Write out the data below in full. Keep it exact.

BEGIN EXERCISE INPUT

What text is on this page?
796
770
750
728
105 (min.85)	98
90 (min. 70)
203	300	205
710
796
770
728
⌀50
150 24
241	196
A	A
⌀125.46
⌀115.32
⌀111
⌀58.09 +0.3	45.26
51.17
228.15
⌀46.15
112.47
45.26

END EXERCISE INPUT

> _ANSWER TO THIS TASK_
What text is on this page?
796
770
750
728
105 (min.85)	98
90 (min. 70)
203	300	205
710
796
770
728
⌀50
150 24
241	196
A	A
⌀125.46
⌀115.32
⌀111
⌀58.09 +0.3	45.26
51.17
228.15
⌀46.15
112.47
45.26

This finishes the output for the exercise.